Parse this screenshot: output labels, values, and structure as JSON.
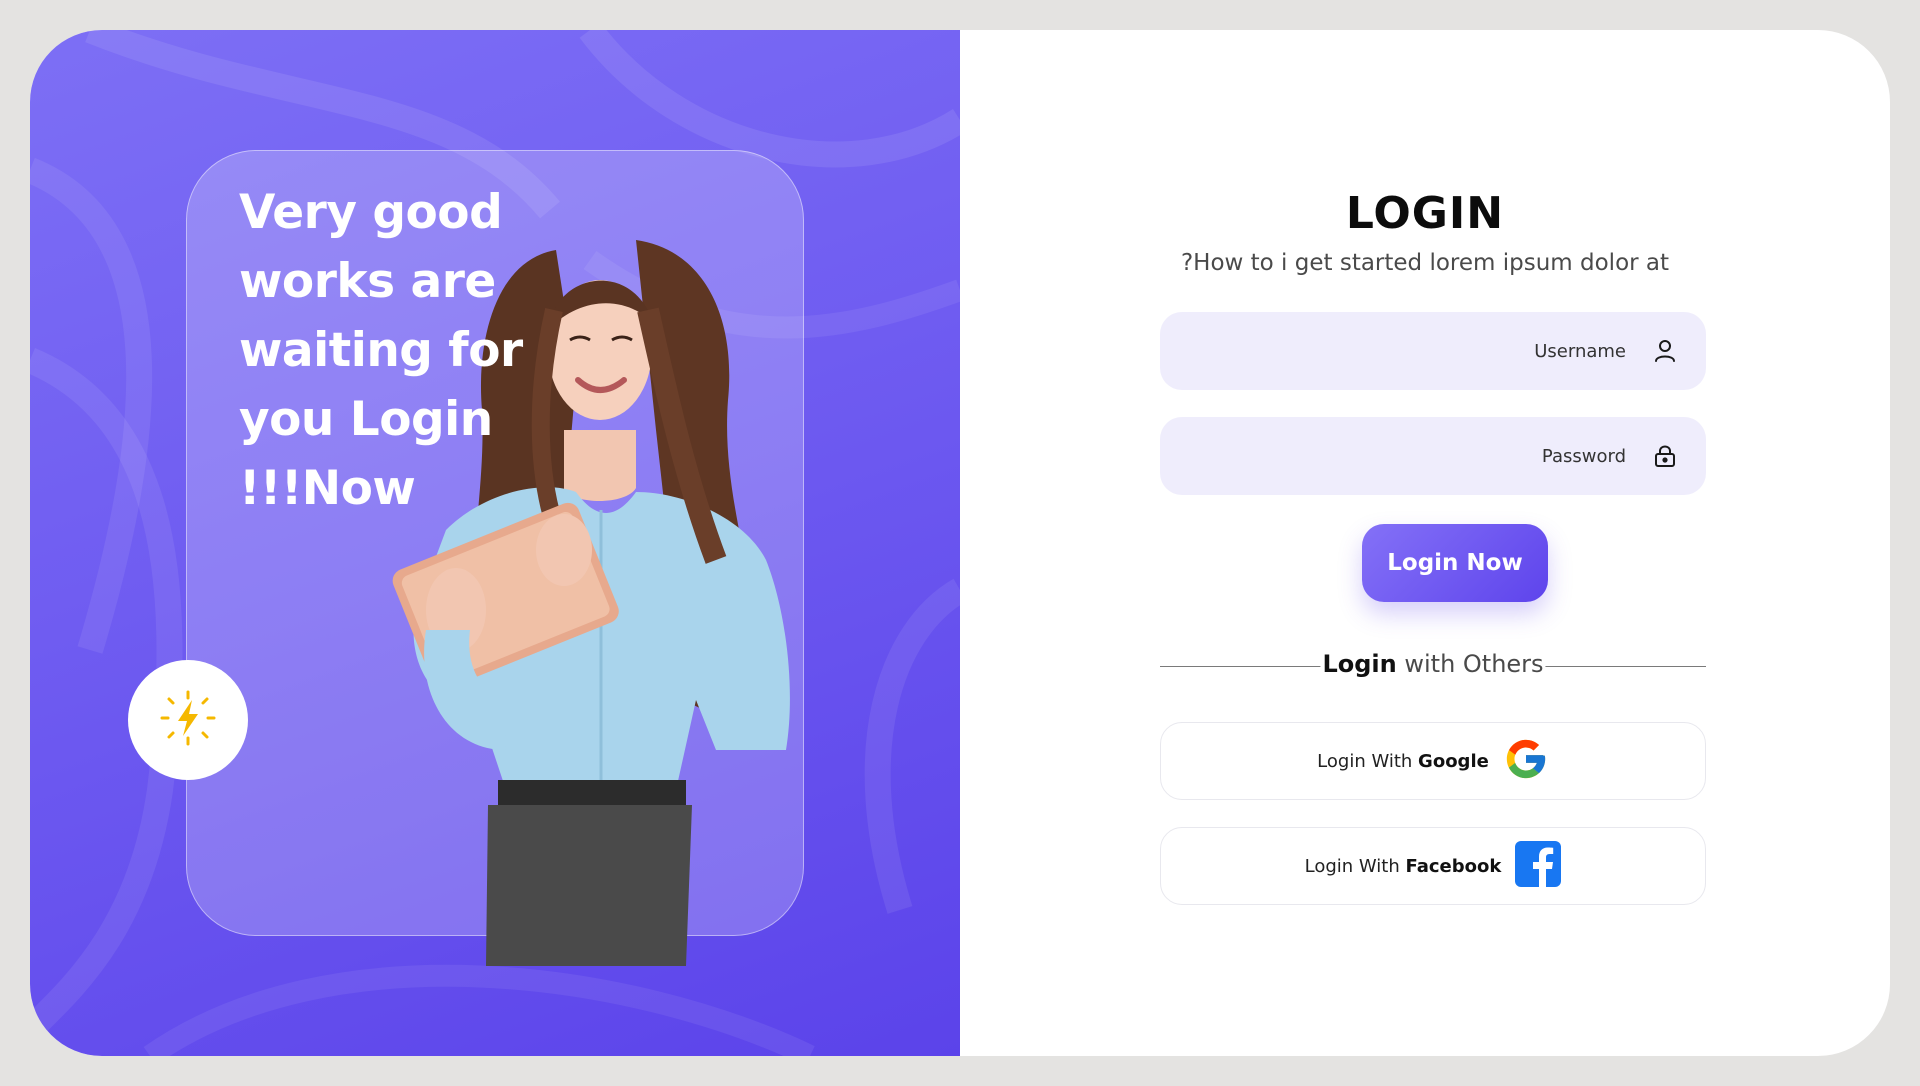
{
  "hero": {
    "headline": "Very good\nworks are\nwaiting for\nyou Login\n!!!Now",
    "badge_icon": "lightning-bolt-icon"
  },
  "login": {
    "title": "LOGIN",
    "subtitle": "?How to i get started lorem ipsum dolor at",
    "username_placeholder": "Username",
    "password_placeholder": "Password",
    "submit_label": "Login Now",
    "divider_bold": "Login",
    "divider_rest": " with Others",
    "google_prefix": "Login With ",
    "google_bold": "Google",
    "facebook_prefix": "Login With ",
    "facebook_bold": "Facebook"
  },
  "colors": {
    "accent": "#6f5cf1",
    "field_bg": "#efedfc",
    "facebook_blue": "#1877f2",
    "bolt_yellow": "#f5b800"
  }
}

........

## Exercise description
Go through the listing above and write it out again exactly, dropping the pictures.

## Task response
Parse this screenshot: output labels, values, and structure as JSON.
{
  "hero": {
    "headline": "Very good\nworks are\nwaiting for\nyou Login\n!!!Now",
    "badge_icon": "lightning-bolt-icon"
  },
  "login": {
    "title": "LOGIN",
    "subtitle": "?How to i get started lorem ipsum dolor at",
    "username_placeholder": "Username",
    "password_placeholder": "Password",
    "submit_label": "Login Now",
    "divider_bold": "Login",
    "divider_rest": " with Others",
    "google_prefix": "Login With ",
    "google_bold": "Google",
    "facebook_prefix": "Login With ",
    "facebook_bold": "Facebook"
  },
  "colors": {
    "accent": "#6f5cf1",
    "field_bg": "#efedfc",
    "facebook_blue": "#1877f2",
    "bolt_yellow": "#f5b800"
  }
}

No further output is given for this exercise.